● **GIVEN PROBLEM**: What follows is a set of records; repeat all of them exactly.

● **DATA**:
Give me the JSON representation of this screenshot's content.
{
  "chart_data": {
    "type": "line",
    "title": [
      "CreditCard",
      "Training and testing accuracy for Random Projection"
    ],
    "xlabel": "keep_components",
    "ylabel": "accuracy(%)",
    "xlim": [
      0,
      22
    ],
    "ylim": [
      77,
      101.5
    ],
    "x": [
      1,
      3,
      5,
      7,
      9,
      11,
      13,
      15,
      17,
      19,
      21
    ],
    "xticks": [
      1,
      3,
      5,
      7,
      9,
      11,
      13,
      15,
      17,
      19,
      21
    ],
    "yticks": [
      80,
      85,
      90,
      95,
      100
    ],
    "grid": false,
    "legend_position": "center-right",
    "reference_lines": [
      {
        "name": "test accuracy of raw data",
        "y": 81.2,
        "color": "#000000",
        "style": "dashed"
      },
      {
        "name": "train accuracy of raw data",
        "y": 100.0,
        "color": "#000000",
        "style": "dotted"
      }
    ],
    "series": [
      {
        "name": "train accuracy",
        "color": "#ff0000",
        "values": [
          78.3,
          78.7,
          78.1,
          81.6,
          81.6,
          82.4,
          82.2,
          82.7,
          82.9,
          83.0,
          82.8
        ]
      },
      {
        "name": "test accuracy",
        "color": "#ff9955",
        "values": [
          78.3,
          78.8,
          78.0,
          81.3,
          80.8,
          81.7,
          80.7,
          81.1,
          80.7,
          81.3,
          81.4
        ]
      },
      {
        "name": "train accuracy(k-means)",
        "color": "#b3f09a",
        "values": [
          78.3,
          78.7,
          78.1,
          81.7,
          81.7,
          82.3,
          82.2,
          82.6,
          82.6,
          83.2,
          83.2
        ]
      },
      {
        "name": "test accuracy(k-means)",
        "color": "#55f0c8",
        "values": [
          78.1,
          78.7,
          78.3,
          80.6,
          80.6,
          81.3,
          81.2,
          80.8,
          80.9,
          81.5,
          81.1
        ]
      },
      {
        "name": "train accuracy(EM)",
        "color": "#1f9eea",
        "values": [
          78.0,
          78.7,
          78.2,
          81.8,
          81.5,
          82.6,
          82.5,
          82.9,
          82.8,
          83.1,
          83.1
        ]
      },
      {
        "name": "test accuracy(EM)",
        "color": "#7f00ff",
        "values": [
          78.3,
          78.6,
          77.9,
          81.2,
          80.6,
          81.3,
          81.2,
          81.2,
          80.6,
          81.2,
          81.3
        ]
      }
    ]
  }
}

● **FULL OUTPUT**:
Give me the JSON representation of this screenshot's content.
{
  "chart_data": {
    "type": "line",
    "title": [
      "CreditCard",
      "Training and testing accuracy for Random Projection"
    ],
    "xlabel": "keep_components",
    "ylabel": "accuracy(%)",
    "xlim": [
      0,
      22
    ],
    "ylim": [
      77,
      101.5
    ],
    "x": [
      1,
      3,
      5,
      7,
      9,
      11,
      13,
      15,
      17,
      19,
      21
    ],
    "xticks": [
      1,
      3,
      5,
      7,
      9,
      11,
      13,
      15,
      17,
      19,
      21
    ],
    "yticks": [
      80,
      85,
      90,
      95,
      100
    ],
    "grid": false,
    "legend_position": "center-right",
    "reference_lines": [
      {
        "name": "test accuracy of raw data",
        "y": 81.2,
        "color": "#000000",
        "style": "dashed"
      },
      {
        "name": "train accuracy of raw data",
        "y": 100.0,
        "color": "#000000",
        "style": "dotted"
      }
    ],
    "series": [
      {
        "name": "train accuracy",
        "color": "#ff0000",
        "values": [
          78.3,
          78.7,
          78.1,
          81.6,
          81.6,
          82.4,
          82.2,
          82.7,
          82.9,
          83.0,
          82.8
        ]
      },
      {
        "name": "test accuracy",
        "color": "#ff9955",
        "values": [
          78.3,
          78.8,
          78.0,
          81.3,
          80.8,
          81.7,
          80.7,
          81.1,
          80.7,
          81.3,
          81.4
        ]
      },
      {
        "name": "train accuracy(k-means)",
        "color": "#b3f09a",
        "values": [
          78.3,
          78.7,
          78.1,
          81.7,
          81.7,
          82.3,
          82.2,
          82.6,
          82.6,
          83.2,
          83.2
        ]
      },
      {
        "name": "test accuracy(k-means)",
        "color": "#55f0c8",
        "values": [
          78.1,
          78.7,
          78.3,
          80.6,
          80.6,
          81.3,
          81.2,
          80.8,
          80.9,
          81.5,
          81.1
        ]
      },
      {
        "name": "train accuracy(EM)",
        "color": "#1f9eea",
        "values": [
          78.0,
          78.7,
          78.2,
          81.8,
          81.5,
          82.6,
          82.5,
          82.9,
          82.8,
          83.1,
          83.1
        ]
      },
      {
        "name": "test accuracy(EM)",
        "color": "#7f00ff",
        "values": [
          78.3,
          78.6,
          77.9,
          81.2,
          80.6,
          81.3,
          81.2,
          81.2,
          80.6,
          81.2,
          81.3
        ]
      }
    ]
  }
}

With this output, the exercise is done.